▸ WHAT IS BEING ASKED:
Reproduce the data verbatim, starting at the line that contains "what elements are in" and stopping after the line that contains "bar <box>348 415 594 443</box>". Omit the pictures.

▸ ENTRIES SHOWN:
==*==

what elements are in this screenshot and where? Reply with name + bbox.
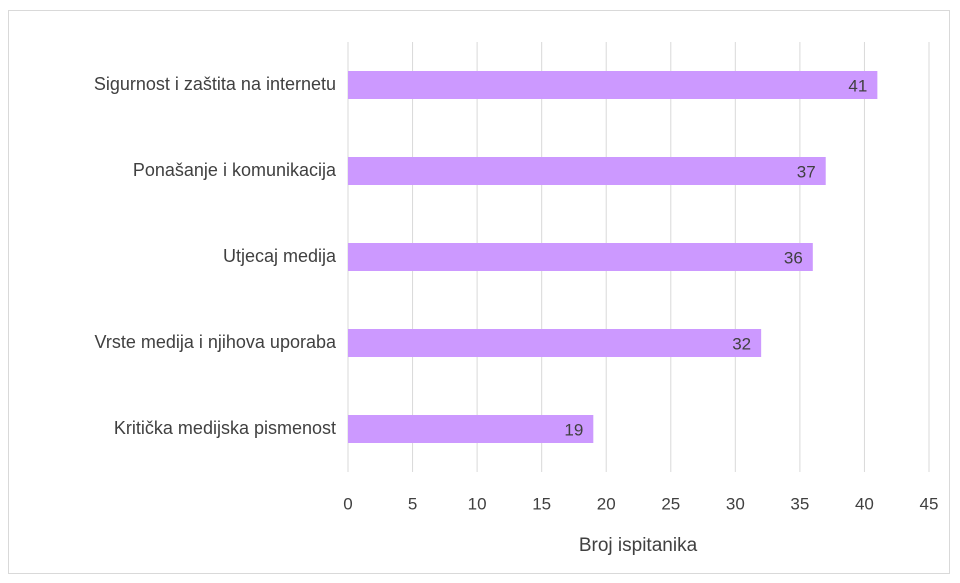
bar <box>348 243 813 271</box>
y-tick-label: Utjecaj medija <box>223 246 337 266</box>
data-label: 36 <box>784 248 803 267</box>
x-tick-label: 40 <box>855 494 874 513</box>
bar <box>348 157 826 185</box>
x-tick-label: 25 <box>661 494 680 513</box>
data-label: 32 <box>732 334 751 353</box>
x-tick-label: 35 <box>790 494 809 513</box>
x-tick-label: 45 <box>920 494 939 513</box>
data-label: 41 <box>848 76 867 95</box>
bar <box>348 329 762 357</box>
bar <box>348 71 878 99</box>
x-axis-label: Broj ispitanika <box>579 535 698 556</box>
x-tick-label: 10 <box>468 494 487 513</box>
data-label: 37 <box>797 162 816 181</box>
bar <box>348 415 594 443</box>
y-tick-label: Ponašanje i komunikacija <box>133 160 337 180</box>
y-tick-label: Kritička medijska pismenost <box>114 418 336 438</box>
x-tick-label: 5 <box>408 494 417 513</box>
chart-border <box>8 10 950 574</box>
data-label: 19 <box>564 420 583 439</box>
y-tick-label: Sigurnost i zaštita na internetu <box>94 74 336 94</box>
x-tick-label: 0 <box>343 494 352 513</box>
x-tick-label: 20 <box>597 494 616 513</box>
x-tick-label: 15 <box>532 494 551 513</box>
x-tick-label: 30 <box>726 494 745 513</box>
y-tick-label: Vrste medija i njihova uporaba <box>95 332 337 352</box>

==*==

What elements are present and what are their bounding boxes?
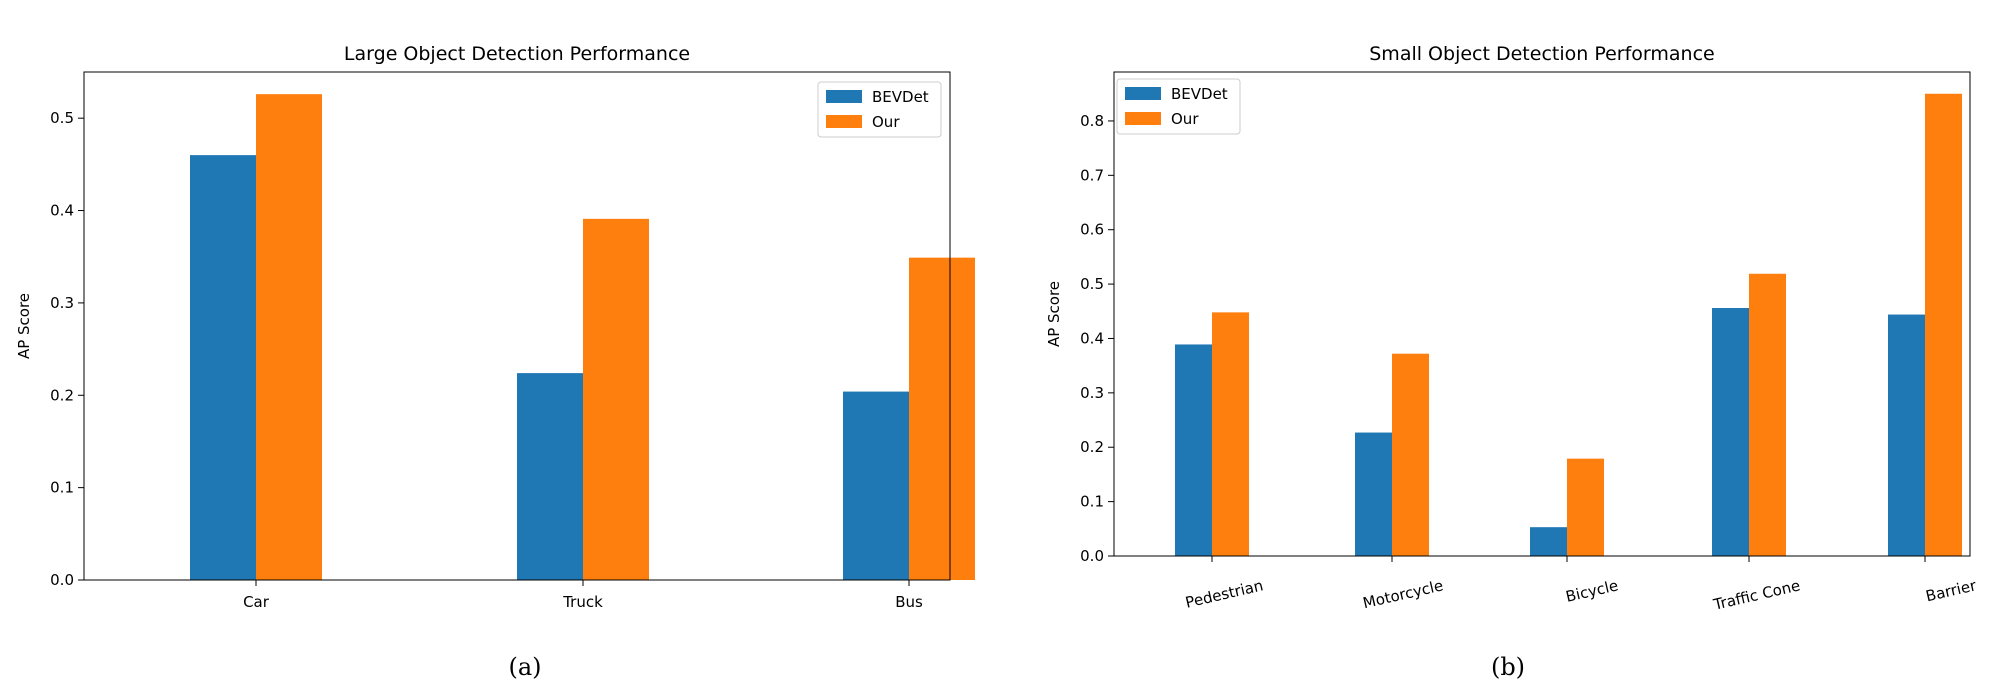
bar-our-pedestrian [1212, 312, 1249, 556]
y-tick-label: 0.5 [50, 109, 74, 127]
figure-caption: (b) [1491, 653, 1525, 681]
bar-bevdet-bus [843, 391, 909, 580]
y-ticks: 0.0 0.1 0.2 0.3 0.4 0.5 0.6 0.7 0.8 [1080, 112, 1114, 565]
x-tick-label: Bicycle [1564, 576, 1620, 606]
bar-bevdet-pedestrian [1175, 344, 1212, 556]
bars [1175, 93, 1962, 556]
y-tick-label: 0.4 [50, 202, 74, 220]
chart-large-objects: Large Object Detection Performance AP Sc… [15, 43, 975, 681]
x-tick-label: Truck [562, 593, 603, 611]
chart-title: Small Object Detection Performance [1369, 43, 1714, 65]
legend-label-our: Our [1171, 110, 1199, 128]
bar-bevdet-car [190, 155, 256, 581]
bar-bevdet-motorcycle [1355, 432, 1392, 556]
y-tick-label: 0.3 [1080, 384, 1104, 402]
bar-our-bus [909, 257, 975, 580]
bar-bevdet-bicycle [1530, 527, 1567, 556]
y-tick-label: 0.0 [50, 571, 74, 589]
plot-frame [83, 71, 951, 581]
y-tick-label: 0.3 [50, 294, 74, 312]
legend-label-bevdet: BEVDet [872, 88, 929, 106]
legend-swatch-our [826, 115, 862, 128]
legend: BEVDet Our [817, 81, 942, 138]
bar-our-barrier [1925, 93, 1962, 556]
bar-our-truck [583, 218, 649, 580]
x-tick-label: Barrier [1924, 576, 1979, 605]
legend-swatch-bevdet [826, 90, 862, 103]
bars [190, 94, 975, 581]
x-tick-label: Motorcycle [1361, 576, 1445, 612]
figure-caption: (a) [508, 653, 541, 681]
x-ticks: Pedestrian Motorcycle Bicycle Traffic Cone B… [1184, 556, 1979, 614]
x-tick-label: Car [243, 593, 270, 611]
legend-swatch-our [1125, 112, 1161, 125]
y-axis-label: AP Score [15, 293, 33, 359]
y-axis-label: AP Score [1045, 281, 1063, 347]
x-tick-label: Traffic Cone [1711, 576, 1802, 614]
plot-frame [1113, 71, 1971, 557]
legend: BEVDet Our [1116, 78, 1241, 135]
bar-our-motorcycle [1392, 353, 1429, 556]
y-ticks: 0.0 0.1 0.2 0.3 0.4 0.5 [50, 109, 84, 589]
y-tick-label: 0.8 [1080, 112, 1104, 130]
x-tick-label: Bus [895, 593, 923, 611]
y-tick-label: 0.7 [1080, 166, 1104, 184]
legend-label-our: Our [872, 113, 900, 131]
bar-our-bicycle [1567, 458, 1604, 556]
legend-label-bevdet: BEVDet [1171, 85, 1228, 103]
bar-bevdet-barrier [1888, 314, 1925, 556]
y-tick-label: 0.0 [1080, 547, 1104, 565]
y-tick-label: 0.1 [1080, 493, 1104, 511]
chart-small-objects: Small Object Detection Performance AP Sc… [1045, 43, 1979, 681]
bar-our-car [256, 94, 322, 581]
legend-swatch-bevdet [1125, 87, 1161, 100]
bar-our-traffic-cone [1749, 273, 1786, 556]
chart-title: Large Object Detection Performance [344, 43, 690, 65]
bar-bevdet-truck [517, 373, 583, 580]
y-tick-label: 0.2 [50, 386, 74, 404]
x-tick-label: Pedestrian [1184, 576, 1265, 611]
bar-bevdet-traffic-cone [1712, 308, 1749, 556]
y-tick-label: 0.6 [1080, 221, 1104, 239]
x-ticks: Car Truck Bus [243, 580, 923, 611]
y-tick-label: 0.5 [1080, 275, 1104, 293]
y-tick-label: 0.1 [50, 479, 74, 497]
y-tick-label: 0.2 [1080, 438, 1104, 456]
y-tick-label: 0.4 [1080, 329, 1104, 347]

==*==

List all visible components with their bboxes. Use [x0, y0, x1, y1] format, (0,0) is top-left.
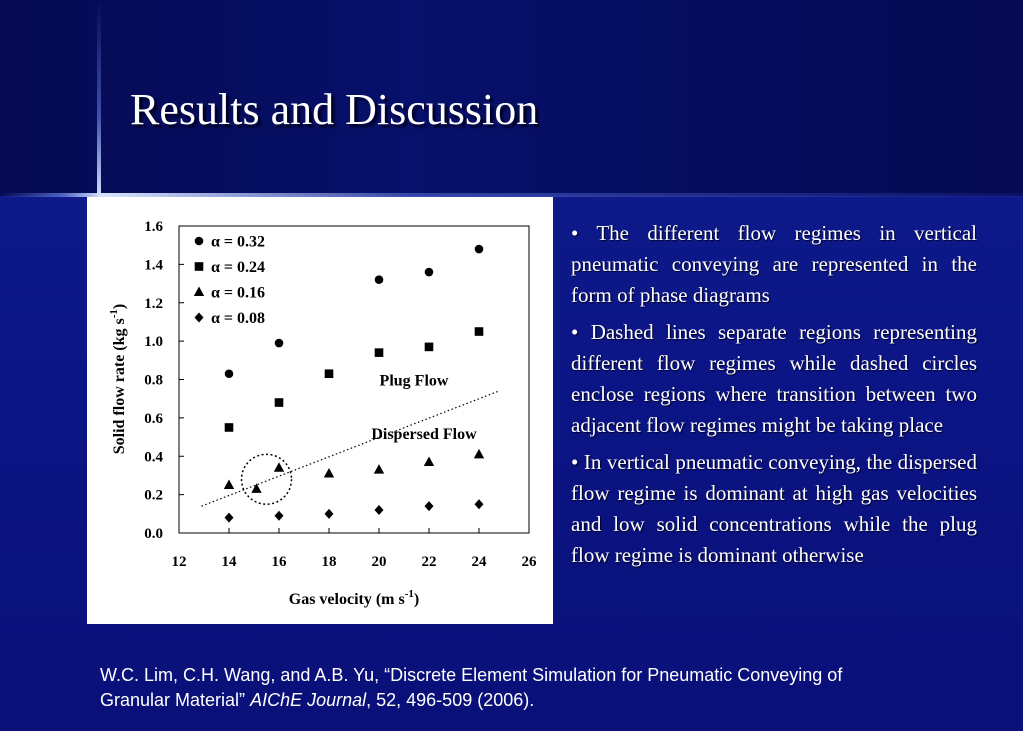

==*==

▸ EXERCISE RESPONSE:
what elements are in this screenshot and where? Reply with name + bbox.
bar <box>348 243 813 271</box>
y-tick-label: Utjecaj medija <box>223 246 337 266</box>
data-label: 36 <box>784 248 803 267</box>
x-tick-label: 40 <box>855 494 874 513</box>
bar <box>348 157 826 185</box>
x-tick-label: 25 <box>661 494 680 513</box>
data-label: 32 <box>732 334 751 353</box>
x-tick-label: 35 <box>790 494 809 513</box>
x-tick-label: 45 <box>920 494 939 513</box>
data-label: 41 <box>848 76 867 95</box>
bar <box>348 329 762 357</box>
bar <box>348 71 878 99</box>
x-axis-label: Broj ispitanika <box>579 535 698 556</box>
x-tick-label: 10 <box>468 494 487 513</box>
data-label: 37 <box>797 162 816 181</box>
bar <box>348 415 594 443</box>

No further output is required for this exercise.